TASK STATEMENT
Which lines have the string "semantic"? Copy all of them from the entries below.

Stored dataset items
'''

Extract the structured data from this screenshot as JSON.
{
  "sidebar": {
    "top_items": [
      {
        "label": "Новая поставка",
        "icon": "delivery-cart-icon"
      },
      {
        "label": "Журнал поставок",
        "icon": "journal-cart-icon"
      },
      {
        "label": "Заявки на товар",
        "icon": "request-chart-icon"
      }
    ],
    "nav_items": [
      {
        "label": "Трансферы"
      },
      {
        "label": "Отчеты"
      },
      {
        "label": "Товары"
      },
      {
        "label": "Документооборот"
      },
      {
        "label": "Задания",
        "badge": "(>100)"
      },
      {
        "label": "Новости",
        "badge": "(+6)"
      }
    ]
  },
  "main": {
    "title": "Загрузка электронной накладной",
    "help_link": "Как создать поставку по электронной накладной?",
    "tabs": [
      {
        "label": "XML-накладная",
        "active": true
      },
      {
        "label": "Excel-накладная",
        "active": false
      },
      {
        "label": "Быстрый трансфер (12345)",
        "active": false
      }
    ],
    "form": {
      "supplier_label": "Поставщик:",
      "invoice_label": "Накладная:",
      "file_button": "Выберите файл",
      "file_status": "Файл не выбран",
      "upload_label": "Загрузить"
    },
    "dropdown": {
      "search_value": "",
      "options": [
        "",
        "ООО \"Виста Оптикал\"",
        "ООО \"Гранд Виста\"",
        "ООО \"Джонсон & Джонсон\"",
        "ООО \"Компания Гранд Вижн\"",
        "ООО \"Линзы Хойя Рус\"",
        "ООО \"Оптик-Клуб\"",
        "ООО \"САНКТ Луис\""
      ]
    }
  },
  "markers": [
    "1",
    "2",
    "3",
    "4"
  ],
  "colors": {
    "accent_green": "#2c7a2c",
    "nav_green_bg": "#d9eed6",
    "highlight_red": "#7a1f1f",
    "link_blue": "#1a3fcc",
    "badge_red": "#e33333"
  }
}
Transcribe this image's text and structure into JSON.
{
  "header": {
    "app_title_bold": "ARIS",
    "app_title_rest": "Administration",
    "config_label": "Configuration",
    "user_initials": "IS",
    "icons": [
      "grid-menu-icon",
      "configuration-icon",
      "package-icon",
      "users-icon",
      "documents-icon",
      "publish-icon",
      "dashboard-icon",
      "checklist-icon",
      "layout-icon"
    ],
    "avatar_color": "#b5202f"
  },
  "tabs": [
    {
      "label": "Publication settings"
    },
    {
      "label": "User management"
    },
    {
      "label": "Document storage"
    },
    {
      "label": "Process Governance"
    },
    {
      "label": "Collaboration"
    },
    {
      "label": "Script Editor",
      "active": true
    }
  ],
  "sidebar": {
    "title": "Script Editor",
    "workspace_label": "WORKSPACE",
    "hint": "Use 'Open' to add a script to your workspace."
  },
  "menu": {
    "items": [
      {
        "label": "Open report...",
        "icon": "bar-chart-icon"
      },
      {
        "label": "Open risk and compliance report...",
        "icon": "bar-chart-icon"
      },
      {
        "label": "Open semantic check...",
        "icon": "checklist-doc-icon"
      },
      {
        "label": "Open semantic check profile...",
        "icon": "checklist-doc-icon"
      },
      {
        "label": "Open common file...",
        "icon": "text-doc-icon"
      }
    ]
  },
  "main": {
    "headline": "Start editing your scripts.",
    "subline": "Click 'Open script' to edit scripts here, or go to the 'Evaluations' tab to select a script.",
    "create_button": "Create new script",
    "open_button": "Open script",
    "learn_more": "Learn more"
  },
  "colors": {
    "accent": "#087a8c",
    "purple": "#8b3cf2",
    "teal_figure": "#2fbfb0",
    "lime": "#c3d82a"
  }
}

'''

TASK RESULT
        "label": "Open semantic check...",
        "label": "Open semantic check profile...",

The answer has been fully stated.